## [Work required]
Look through the material below for "expectancy". Copy every line that contains it.

## [Material for this exercise]
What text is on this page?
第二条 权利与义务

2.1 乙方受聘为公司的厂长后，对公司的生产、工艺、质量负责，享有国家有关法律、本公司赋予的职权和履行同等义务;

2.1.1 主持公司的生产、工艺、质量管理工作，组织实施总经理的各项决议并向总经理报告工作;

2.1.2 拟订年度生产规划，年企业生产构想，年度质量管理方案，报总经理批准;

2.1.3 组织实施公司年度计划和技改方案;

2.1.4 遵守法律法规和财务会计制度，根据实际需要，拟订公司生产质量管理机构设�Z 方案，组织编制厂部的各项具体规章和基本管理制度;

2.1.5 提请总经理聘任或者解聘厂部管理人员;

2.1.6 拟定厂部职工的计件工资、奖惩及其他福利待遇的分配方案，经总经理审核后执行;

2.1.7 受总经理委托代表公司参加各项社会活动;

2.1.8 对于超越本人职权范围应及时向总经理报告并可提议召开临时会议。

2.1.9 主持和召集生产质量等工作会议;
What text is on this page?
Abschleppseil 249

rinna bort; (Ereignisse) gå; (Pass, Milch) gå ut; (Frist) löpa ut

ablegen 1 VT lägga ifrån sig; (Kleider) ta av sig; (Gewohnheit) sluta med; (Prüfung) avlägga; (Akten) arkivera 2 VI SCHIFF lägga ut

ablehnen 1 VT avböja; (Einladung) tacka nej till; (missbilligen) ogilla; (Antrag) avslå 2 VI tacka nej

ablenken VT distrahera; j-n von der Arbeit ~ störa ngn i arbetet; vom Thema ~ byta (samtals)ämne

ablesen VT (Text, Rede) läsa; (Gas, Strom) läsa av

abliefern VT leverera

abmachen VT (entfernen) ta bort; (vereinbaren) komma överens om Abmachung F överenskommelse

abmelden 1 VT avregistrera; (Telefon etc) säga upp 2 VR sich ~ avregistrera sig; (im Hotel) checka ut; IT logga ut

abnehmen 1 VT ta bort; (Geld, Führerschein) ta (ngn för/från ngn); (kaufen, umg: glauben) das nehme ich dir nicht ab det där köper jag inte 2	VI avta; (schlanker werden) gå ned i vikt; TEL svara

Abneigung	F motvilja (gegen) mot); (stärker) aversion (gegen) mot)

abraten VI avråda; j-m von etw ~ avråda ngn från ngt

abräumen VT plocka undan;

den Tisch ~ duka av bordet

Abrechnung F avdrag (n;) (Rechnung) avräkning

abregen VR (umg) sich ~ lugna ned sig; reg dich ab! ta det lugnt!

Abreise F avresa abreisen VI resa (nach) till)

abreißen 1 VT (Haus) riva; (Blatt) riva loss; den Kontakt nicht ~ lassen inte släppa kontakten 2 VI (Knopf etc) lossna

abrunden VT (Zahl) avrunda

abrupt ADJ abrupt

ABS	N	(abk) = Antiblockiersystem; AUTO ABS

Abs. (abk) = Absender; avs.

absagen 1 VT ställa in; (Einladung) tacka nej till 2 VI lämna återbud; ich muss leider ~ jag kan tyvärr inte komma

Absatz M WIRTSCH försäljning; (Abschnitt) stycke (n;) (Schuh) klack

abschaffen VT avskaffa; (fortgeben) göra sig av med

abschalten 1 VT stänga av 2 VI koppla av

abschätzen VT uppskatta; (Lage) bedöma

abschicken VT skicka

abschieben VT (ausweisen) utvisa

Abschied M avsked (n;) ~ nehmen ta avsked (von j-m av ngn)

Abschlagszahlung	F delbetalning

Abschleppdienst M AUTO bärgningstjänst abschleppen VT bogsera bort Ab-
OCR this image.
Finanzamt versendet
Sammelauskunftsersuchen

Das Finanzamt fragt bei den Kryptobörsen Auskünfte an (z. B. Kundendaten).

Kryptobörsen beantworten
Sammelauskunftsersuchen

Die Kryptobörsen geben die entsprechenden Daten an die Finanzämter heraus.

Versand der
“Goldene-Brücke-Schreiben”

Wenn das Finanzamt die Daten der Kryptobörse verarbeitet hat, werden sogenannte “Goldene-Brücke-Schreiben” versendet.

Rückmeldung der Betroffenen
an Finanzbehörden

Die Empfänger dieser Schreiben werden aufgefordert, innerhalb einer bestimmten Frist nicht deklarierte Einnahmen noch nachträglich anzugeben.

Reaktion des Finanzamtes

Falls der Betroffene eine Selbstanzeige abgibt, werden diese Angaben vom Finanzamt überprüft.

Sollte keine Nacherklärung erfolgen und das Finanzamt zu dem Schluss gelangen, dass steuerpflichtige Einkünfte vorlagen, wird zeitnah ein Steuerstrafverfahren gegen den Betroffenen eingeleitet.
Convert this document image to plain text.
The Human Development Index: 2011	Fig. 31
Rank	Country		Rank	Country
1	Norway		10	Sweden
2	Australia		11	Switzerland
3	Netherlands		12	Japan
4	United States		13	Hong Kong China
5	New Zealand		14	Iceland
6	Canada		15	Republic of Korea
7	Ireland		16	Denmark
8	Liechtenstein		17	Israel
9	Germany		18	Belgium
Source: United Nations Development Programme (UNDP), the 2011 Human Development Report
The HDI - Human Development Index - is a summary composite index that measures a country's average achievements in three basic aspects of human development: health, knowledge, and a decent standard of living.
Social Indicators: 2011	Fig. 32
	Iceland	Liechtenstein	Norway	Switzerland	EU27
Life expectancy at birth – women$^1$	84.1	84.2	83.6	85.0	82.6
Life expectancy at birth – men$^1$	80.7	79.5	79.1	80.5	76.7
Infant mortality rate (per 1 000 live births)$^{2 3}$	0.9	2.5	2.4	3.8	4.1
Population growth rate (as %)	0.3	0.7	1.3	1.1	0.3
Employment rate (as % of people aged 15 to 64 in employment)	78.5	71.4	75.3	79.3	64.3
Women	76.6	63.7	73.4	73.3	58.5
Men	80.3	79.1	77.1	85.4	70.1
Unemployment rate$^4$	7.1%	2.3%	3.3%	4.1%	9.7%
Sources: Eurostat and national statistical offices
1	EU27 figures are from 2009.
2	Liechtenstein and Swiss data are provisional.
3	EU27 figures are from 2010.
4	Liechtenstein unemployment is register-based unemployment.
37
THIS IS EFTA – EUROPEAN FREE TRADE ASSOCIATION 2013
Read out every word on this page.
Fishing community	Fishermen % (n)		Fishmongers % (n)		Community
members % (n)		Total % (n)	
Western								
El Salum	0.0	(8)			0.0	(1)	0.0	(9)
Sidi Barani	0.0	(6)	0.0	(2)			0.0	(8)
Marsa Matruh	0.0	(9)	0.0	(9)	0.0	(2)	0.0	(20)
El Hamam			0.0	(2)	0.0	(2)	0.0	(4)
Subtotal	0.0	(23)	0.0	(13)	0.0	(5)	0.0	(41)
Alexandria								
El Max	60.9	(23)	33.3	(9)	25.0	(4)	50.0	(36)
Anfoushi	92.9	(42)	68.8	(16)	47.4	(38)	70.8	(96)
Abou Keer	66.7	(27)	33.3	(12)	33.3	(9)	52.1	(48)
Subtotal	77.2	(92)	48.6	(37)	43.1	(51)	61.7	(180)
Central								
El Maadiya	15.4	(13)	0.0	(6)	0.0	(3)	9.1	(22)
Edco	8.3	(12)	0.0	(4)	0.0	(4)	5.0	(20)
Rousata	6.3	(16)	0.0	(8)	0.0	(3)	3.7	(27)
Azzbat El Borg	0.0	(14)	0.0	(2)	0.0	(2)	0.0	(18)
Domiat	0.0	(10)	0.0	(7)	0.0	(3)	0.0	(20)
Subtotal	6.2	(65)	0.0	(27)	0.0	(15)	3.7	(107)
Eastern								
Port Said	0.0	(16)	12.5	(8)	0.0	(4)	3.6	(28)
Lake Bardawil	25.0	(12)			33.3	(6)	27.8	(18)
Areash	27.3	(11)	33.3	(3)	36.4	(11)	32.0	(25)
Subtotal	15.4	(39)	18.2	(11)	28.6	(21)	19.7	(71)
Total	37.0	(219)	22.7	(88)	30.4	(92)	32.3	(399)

## [Solution for this task]
Life expectancy at birth – women$^1$	84.1	84.2	83.6	85.0	82.6
Life expectancy at birth – men$^1$	80.7	79.5	79.1	80.5	76.7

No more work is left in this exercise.